What is required:
Below are some records; retype all of them exactly.

____

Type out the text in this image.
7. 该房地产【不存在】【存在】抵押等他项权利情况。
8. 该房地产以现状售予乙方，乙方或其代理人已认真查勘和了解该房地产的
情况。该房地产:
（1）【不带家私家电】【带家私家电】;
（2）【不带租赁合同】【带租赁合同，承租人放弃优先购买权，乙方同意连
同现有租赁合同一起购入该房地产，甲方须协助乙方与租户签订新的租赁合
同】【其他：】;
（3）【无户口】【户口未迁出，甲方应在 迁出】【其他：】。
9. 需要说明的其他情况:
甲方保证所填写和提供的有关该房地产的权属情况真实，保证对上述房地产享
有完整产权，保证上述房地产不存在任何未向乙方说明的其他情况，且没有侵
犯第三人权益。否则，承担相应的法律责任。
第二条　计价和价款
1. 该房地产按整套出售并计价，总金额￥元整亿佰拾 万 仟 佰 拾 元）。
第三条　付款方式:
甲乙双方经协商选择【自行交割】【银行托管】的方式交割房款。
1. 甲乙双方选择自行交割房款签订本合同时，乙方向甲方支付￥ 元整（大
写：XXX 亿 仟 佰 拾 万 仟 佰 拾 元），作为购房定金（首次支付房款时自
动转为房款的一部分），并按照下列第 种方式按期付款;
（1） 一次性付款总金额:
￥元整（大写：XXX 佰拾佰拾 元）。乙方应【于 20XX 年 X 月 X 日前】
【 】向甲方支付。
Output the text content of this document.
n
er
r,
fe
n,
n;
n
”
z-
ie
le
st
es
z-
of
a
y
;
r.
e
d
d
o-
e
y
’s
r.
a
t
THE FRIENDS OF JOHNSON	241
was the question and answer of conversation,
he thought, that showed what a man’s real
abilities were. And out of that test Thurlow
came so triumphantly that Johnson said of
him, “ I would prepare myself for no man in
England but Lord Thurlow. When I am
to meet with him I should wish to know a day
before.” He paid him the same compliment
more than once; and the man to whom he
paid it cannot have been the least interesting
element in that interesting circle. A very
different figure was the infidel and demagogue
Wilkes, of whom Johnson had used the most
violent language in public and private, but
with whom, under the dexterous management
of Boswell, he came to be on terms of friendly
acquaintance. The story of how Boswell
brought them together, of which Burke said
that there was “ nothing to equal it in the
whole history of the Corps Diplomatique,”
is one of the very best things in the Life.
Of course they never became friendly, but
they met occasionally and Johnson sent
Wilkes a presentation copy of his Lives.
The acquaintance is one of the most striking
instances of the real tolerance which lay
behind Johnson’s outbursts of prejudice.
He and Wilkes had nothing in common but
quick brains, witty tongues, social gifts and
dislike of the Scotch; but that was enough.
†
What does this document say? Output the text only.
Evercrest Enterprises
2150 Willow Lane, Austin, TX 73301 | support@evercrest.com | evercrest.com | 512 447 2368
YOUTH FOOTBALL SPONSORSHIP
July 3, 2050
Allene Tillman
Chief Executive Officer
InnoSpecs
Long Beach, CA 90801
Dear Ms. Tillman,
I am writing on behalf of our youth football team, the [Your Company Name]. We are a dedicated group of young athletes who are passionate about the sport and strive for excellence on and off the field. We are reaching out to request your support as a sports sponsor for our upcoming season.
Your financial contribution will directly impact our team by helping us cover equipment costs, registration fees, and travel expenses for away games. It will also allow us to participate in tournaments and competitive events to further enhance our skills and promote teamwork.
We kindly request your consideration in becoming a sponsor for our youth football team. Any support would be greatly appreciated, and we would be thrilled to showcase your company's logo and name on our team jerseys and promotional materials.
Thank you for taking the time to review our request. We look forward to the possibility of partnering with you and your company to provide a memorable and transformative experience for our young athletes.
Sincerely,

____

Output:
Type out the text in this image.
7. 该房地产【不存在】【存在】抵押等他项权利情况。
8. 该房地产以现状售予乙方，乙方或其代理人已认真查勘和了解该房地产的
情况。该房地产:
（1）【不带家私家电】【带家私家电】;
（2）【不带租赁合同】【带租赁合同，承租人放弃优先购买权，乙方同意连
同现有租赁合同一起购入该房地产，甲方须协助乙方与租户签订新的租赁合
同】【其他：】;
（3）【无户口】【户口未迁出，甲方应在 迁出】【其他：】。
9. 需要说明的其他情况:
甲方保证所填写和提供的有关该房地产的权属情况真实，保证对上述房地产享
有完整产权，保证上述房地产不存在任何未向乙方说明的其他情况，且没有侵
犯第三人权益。否则，承担相应的法律责任。
第二条　计价和价款
1. 该房地产按整套出售并计价，总金额￥元整亿佰拾 万 仟 佰 拾 元）。
第三条　付款方式:
甲乙双方经协商选择【自行交割】【银行托管】的方式交割房款。
1. 甲乙双方选择自行交割房款签订本合同时，乙方向甲方支付￥ 元整（大
写：XXX 亿 仟 佰 拾 万 仟 佰 拾 元），作为购房定金（首次支付房款时自
动转为房款的一部分），并按照下列第 种方式按期付款;
（1） 一次性付款总金额:
￥元整（大写：XXX 佰拾佰拾 元）。乙方应【于 20XX 年 X 月 X 日前】
【 】向甲方支付。
Output the text content of this document.
n
er
r,
fe
n,
n;
n
”
z-
ie
le
st
es
z-
of
a
y
;
r.
e
d
d
o-
e
y
’s
r.
a
t
THE FRIENDS OF JOHNSON	241
was the question and answer of conversation,
he thought, that showed what a man’s real
abilities were. And out of that test Thurlow
came so triumphantly that Johnson said of
him, “ I would prepare myself for no man in
England but Lord Thurlow. When I am
to meet with him I should wish to know a day
before.” He paid him the same compliment
more than once; and the man to whom he
paid it cannot have been the least interesting
element in that interesting circle. A very
different figure was the infidel and demagogue
Wilkes, of whom Johnson had used the most
violent language in public and private, but
with whom, under the dexterous management
of Boswell, he came to be on terms of friendly
acquaintance. The story of how Boswell
brought them together, of which Burke said
that there was “ nothing to equal it in the
whole history of the Corps Diplomatique,”
is one of the very best things in the Life.
Of course they never became friendly, but
they met occasionally and Johnson sent
Wilkes a presentation copy of his Lives.
The acquaintance is one of the most striking
instances of the real tolerance which lay
behind Johnson’s outbursts of prejudice.
He and Wilkes had nothing in common but
quick brains, witty tongues, social gifts and
dislike of the Scotch; but that was enough.
†
What does this document say? Output the text only.
Evercrest Enterprises
2150 Willow Lane, Austin, TX 73301 | support@evercrest.com | evercrest.com | 512 447 2368
YOUTH FOOTBALL SPONSORSHIP
July 3, 2050
Allene Tillman
Chief Executive Officer
InnoSpecs
Long Beach, CA 90801
Dear Ms. Tillman,
I am writing on behalf of our youth football team, the [Your Company Name]. We are a dedicated group of young athletes who are passionate about the sport and strive for excellence on and off the field. We are reaching out to request your support as a sports sponsor for our upcoming season.
Your financial contribution will directly impact our team by helping us cover equipment costs, registration fees, and travel expenses for away games. It will also allow us to participate in tournaments and competitive events to further enhance our skills and promote teamwork.
We kindly request your consideration in becoming a sponsor for our youth football team. Any support would be greatly appreciated, and we would be thrilled to showcase your company's logo and name on our team jerseys and promotional materials.
Thank you for taking the time to review our request. We look forward to the possibility of partnering with you and your company to provide a memorable and transformative experience for our young athletes.
Sincerely,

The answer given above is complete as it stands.